Rows from a figure dataset
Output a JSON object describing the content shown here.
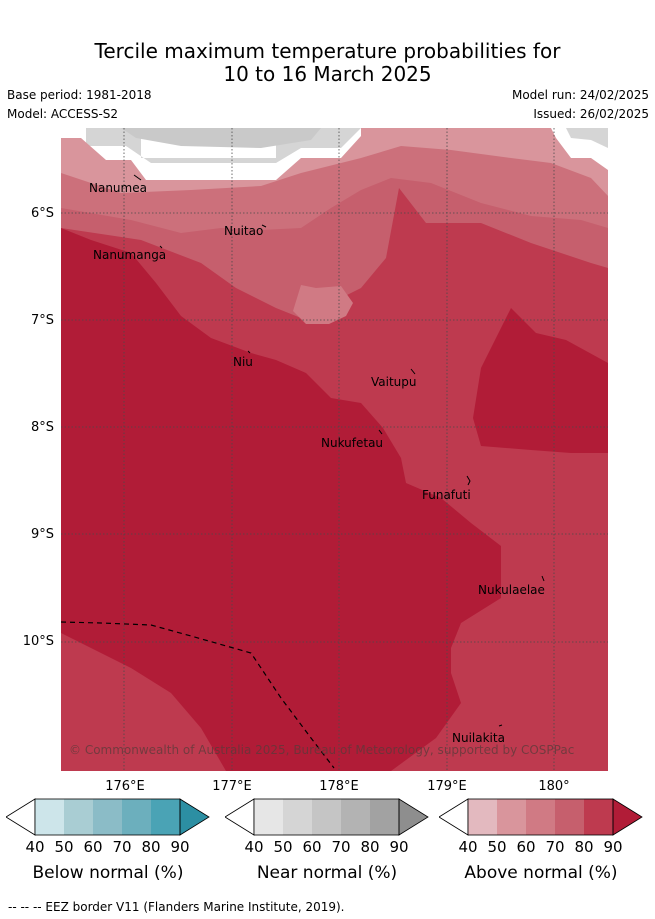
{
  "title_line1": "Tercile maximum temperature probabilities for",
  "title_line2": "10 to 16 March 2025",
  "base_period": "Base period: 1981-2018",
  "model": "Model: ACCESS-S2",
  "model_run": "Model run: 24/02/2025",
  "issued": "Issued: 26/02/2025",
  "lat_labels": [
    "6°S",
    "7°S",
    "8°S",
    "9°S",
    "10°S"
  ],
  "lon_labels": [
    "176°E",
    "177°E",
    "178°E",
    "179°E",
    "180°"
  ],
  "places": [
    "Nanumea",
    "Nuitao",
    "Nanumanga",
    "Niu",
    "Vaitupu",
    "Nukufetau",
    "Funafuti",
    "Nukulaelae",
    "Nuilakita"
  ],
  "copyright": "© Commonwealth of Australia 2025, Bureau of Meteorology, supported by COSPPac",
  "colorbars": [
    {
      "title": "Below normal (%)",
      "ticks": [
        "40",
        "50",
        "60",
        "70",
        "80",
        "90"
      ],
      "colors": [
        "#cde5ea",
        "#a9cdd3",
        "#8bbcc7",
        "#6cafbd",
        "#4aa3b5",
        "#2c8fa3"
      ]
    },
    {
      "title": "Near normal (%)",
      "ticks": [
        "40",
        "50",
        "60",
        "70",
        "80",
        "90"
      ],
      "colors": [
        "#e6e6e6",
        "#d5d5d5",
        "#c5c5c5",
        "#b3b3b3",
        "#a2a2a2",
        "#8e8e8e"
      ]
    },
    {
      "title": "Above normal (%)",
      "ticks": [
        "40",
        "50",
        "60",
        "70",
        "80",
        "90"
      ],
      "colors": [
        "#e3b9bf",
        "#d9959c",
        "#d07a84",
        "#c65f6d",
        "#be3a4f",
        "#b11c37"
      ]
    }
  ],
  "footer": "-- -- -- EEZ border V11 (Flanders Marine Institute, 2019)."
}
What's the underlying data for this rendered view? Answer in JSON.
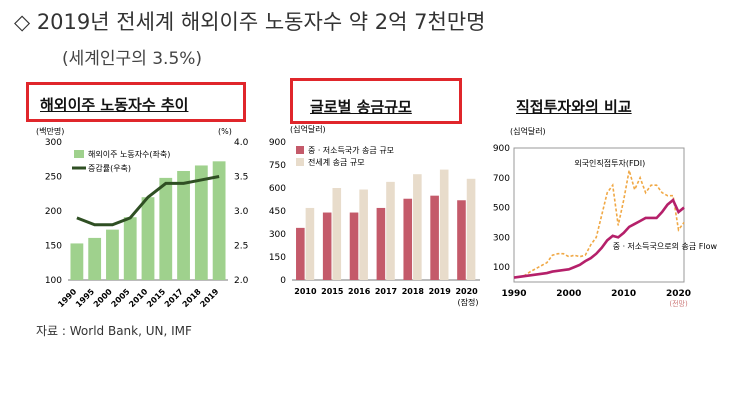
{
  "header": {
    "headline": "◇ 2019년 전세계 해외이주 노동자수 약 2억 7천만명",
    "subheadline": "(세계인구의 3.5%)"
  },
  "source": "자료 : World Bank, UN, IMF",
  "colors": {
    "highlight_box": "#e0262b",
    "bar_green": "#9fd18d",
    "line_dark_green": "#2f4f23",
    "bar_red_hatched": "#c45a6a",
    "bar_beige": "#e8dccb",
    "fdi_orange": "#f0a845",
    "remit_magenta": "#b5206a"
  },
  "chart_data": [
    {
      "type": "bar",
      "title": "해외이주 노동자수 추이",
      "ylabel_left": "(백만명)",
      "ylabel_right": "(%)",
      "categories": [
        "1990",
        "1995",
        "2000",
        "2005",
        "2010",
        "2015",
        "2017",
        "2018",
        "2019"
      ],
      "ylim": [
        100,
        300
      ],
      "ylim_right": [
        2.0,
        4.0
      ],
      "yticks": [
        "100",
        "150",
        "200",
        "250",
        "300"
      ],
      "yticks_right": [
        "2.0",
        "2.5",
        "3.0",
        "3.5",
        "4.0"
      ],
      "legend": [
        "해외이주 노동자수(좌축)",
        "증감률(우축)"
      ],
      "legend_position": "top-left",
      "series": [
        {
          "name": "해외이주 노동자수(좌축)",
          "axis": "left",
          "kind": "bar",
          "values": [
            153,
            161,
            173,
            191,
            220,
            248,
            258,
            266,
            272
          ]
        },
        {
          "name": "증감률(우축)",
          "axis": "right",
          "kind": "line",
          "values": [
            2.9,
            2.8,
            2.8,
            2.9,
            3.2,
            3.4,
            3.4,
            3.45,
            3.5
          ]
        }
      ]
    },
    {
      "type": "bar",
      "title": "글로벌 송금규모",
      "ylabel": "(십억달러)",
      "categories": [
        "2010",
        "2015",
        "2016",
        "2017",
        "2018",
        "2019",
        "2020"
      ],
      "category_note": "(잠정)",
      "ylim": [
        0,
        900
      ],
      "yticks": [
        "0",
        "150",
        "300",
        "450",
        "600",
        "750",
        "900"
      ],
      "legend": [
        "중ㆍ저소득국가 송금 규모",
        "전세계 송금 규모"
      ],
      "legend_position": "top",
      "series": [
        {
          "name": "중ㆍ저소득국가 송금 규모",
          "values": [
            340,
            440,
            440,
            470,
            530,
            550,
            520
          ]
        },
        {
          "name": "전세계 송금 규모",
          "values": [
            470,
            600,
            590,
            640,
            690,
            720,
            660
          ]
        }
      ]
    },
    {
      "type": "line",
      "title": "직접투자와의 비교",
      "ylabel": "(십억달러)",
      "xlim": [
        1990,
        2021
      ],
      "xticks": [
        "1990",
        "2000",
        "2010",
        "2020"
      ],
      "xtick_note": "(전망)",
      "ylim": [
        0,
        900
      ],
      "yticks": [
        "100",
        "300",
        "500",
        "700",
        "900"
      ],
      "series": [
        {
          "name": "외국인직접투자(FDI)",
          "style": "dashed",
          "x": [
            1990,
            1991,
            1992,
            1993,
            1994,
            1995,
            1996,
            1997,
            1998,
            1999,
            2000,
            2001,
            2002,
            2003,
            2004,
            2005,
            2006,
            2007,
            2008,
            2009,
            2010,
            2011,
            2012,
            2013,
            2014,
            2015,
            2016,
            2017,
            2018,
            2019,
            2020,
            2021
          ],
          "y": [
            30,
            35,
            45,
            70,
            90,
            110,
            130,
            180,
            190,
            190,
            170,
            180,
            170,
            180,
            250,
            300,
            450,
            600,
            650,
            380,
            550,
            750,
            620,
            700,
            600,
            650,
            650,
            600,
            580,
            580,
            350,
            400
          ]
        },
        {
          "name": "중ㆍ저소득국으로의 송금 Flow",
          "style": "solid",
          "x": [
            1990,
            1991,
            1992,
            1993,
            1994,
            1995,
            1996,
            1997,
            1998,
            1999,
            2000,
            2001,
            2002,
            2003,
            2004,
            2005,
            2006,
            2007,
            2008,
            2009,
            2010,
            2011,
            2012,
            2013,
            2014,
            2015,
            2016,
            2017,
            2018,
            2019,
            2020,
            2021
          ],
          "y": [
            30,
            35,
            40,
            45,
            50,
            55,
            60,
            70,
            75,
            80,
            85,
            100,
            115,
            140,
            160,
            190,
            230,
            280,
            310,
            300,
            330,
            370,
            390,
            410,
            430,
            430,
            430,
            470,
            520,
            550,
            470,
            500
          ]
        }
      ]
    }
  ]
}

__Aim__: Return the entries unchanged, save for the pictures, which do not belong in the copy.

__Final result__:
Output a JSON object describing the content shown here.
{
  "title_line1": "Tercile maximum temperature probabilities for",
  "title_line2": "10 to 16 March 2025",
  "base_period": "Base period: 1981-2018",
  "model": "Model: ACCESS-S2",
  "model_run": "Model run: 24/02/2025",
  "issued": "Issued: 26/02/2025",
  "lat_labels": [
    "6°S",
    "7°S",
    "8°S",
    "9°S",
    "10°S"
  ],
  "lon_labels": [
    "176°E",
    "177°E",
    "178°E",
    "179°E",
    "180°"
  ],
  "places": [
    "Nanumea",
    "Nuitao",
    "Nanumanga",
    "Niu",
    "Vaitupu",
    "Nukufetau",
    "Funafuti",
    "Nukulaelae",
    "Nuilakita"
  ],
  "copyright": "© Commonwealth of Australia 2025, Bureau of Meteorology, supported by COSPPac",
  "colorbars": [
    {
      "title": "Below normal (%)",
      "ticks": [
        "40",
        "50",
        "60",
        "70",
        "80",
        "90"
      ],
      "colors": [
        "#cde5ea",
        "#a9cdd3",
        "#8bbcc7",
        "#6cafbd",
        "#4aa3b5",
        "#2c8fa3"
      ]
    },
    {
      "title": "Near normal (%)",
      "ticks": [
        "40",
        "50",
        "60",
        "70",
        "80",
        "90"
      ],
      "colors": [
        "#e6e6e6",
        "#d5d5d5",
        "#c5c5c5",
        "#b3b3b3",
        "#a2a2a2",
        "#8e8e8e"
      ]
    },
    {
      "title": "Above normal (%)",
      "ticks": [
        "40",
        "50",
        "60",
        "70",
        "80",
        "90"
      ],
      "colors": [
        "#e3b9bf",
        "#d9959c",
        "#d07a84",
        "#c65f6d",
        "#be3a4f",
        "#b11c37"
      ]
    }
  ],
  "footer": "-- -- -- EEZ border V11 (Flanders Marine Institute, 2019)."
}
What's the underlying data for this rendered view? Answer in JSON.
{
  "header": {
    "headline": "◇ 2019년 전세계 해외이주 노동자수 약 2억 7천만명",
    "subheadline": "(세계인구의 3.5%)"
  },
  "source": "자료 : World Bank, UN, IMF",
  "colors": {
    "highlight_box": "#e0262b",
    "bar_green": "#9fd18d",
    "line_dark_green": "#2f4f23",
    "bar_red_hatched": "#c45a6a",
    "bar_beige": "#e8dccb",
    "fdi_orange": "#f0a845",
    "remit_magenta": "#b5206a"
  },
  "chart_data": [
    {
      "type": "bar",
      "title": "해외이주 노동자수 추이",
      "ylabel_left": "(백만명)",
      "ylabel_right": "(%)",
      "categories": [
        "1990",
        "1995",
        "2000",
        "2005",
        "2010",
        "2015",
        "2017",
        "2018",
        "2019"
      ],
      "ylim": [
        100,
        300
      ],
      "ylim_right": [
        2.0,
        4.0
      ],
      "yticks": [
        "100",
        "150",
        "200",
        "250",
        "300"
      ],
      "yticks_right": [
        "2.0",
        "2.5",
        "3.0",
        "3.5",
        "4.0"
      ],
      "legend": [
        "해외이주 노동자수(좌축)",
        "증감률(우축)"
      ],
      "legend_position": "top-left",
      "series": [
        {
          "name": "해외이주 노동자수(좌축)",
          "axis": "left",
          "kind": "bar",
          "values": [
            153,
            161,
            173,
            191,
            220,
            248,
            258,
            266,
            272
          ]
        },
        {
          "name": "증감률(우축)",
          "axis": "right",
          "kind": "line",
          "values": [
            2.9,
            2.8,
            2.8,
            2.9,
            3.2,
            3.4,
            3.4,
            3.45,
            3.5
          ]
        }
      ]
    },
    {
      "type": "bar",
      "title": "글로벌 송금규모",
      "ylabel": "(십억달러)",
      "categories": [
        "2010",
        "2015",
        "2016",
        "2017",
        "2018",
        "2019",
        "2020"
      ],
      "category_note": "(잠정)",
      "ylim": [
        0,
        900
      ],
      "yticks": [
        "0",
        "150",
        "300",
        "450",
        "600",
        "750",
        "900"
      ],
      "legend": [
        "중ㆍ저소득국가 송금 규모",
        "전세계 송금 규모"
      ],
      "legend_position": "top",
      "series": [
        {
          "name": "중ㆍ저소득국가 송금 규모",
          "values": [
            340,
            440,
            440,
            470,
            530,
            550,
            520
          ]
        },
        {
          "name": "전세계 송금 규모",
          "values": [
            470,
            600,
            590,
            640,
            690,
            720,
            660
          ]
        }
      ]
    },
    {
      "type": "line",
      "title": "직접투자와의 비교",
      "ylabel": "(십억달러)",
      "xlim": [
        1990,
        2021
      ],
      "xticks": [
        "1990",
        "2000",
        "2010",
        "2020"
      ],
      "xtick_note": "(전망)",
      "ylim": [
        0,
        900
      ],
      "yticks": [
        "100",
        "300",
        "500",
        "700",
        "900"
      ],
      "series": [
        {
          "name": "외국인직접투자(FDI)",
          "style": "dashed",
          "x": [
            1990,
            1991,
            1992,
            1993,
            1994,
            1995,
            1996,
            1997,
            1998,
            1999,
            2000,
            2001,
            2002,
            2003,
            2004,
            2005,
            2006,
            2007,
            2008,
            2009,
            2010,
            2011,
            2012,
            2013,
            2014,
            2015,
            2016,
            2017,
            2018,
            2019,
            2020,
            2021
          ],
          "y": [
            30,
            35,
            45,
            70,
            90,
            110,
            130,
            180,
            190,
            190,
            170,
            180,
            170,
            180,
            250,
            300,
            450,
            600,
            650,
            380,
            550,
            750,
            620,
            700,
            600,
            650,
            650,
            600,
            580,
            580,
            350,
            400
          ]
        },
        {
          "name": "중ㆍ저소득국으로의 송금 Flow",
          "style": "solid",
          "x": [
            1990,
            1991,
            1992,
            1993,
            1994,
            1995,
            1996,
            1997,
            1998,
            1999,
            2000,
            2001,
            2002,
            2003,
            2004,
            2005,
            2006,
            2007,
            2008,
            2009,
            2010,
            2011,
            2012,
            2013,
            2014,
            2015,
            2016,
            2017,
            2018,
            2019,
            2020,
            2021
          ],
          "y": [
            30,
            35,
            40,
            45,
            50,
            55,
            60,
            70,
            75,
            80,
            85,
            100,
            115,
            140,
            160,
            190,
            230,
            280,
            310,
            300,
            330,
            370,
            390,
            410,
            430,
            430,
            430,
            470,
            520,
            550,
            470,
            500
          ]
        }
      ]
    }
  ]
}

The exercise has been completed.